→ **ACTIONS TO TAKE**:
**a)** In the point-of-sale financing text, what is another name for consumer POS financing?
**b)** Rewrite the point-of-sale financing text from "Credit Distribution Through Point" to "pair of sunglasses.", swapping "flexibility" for "freedom".
**c)** Which everyday items does the point-of-sale financing text name?

→ **PROVIDED PASSAGE**:
##########
Credit Distribution Through Point Of Sale Consumer Financing
Credit Distribution Through Online And In-store Point Of Sale Consumer Financing
Point-Of-Sale consumer financing has tapped into a whole new market by incorporating technology with our need for instant gratification. By offering shoppers more flexibility when it comes to making payments, you are opening the door for more revenue, increased basket sizes, and a seamless customer experience that is bound to take your business to the next level. And we are not just talking about high-value items like mortgages or cars, we are also talking about everyday items like shoes, appliances, and that undeniably cool pair of sunglasses.
So why are these instant loans so effective at driving sales? Well, it all boils down to the credit distribution and approval rates. With the right Point Of Sale financing partner who offers a smooth credit distribution process with higher approval rates, you as the merchant will see a noticeable change in profits and return customers.
Let’s take a look at the different credit distribution processes through in-store and online Point Of Sale financing.
How Does Consumer Financing Work?
Consumer POS financing, or also known as buy now pay later financing is a flexible payment option that allows shoppers to purchase the goods or services they want without using credit cards or laying out the cash upfront.
##########
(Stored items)
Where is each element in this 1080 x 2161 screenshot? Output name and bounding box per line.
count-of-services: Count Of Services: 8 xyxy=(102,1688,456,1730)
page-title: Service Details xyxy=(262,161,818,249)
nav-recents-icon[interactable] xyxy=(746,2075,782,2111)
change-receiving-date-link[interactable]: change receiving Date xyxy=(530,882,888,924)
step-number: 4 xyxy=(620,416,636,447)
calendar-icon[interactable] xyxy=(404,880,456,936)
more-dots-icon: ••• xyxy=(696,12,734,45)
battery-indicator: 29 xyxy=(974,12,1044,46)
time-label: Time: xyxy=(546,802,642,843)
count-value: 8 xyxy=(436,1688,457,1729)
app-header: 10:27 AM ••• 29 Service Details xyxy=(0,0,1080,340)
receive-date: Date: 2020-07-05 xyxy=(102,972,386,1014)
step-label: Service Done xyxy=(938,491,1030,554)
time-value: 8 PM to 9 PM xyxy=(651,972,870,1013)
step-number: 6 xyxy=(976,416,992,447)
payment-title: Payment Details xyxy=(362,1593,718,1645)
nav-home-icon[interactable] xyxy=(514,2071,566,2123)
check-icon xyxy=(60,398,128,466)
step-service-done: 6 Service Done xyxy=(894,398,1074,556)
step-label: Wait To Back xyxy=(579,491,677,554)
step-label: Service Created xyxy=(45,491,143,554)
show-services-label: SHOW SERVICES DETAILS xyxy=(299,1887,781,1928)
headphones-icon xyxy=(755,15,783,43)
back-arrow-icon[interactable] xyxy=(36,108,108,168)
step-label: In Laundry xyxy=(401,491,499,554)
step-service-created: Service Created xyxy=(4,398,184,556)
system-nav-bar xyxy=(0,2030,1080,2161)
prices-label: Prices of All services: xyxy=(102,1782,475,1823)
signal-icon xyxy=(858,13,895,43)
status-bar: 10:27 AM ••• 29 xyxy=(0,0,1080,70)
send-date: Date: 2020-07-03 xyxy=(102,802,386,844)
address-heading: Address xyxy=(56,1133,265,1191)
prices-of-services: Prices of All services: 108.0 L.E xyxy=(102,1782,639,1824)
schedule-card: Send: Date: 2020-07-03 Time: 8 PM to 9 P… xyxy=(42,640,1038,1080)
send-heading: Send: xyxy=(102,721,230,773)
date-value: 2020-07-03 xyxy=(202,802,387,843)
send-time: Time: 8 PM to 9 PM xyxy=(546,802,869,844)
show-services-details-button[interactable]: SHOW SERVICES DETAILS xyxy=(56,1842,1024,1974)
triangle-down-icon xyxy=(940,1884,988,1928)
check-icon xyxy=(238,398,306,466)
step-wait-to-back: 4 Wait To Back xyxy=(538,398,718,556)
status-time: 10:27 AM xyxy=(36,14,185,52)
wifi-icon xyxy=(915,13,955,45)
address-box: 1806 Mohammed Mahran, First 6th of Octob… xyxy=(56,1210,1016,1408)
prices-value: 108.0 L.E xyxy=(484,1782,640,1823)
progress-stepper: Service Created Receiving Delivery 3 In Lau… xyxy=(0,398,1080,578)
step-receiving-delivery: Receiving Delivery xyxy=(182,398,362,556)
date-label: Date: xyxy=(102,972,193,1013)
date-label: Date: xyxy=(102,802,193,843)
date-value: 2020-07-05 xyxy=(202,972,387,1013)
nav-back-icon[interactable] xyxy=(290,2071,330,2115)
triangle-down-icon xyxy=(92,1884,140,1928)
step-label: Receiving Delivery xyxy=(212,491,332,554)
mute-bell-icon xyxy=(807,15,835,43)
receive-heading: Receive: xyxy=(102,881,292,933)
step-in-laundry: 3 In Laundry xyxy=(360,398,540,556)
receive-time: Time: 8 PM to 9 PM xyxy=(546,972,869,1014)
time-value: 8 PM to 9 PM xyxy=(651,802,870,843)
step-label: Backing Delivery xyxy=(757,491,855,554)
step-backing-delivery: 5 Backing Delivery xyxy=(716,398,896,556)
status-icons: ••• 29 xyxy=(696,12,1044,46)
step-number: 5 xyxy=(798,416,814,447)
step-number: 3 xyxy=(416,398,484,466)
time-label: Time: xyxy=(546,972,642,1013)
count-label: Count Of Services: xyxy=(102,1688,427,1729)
##########
→ **OUTPUTS BY TASK**:
**a)** Buy now pay later financing.

**b)**
Credit Distribution Through Point Of Sale Consumer Financing
Credit Distribution Through Online And In-store Point Of Sale Consumer Financing
Point-Of-Sale consumer financing has tapped into a whole new market by incorporating technology with our need for instant gratification. By offering shoppers more freedom when it comes to making payments, you are opening the door for more revenue, increased basket sizes, and a seamless customer experience that is bound to take your business to the next level. And we are not just talking about high-value items like mortgages or cars, we are also talking about everyday items like shoes, appliances, and that undeniably cool pair of sunglasses.

**c)** Shoes, appliances, and sunglasses.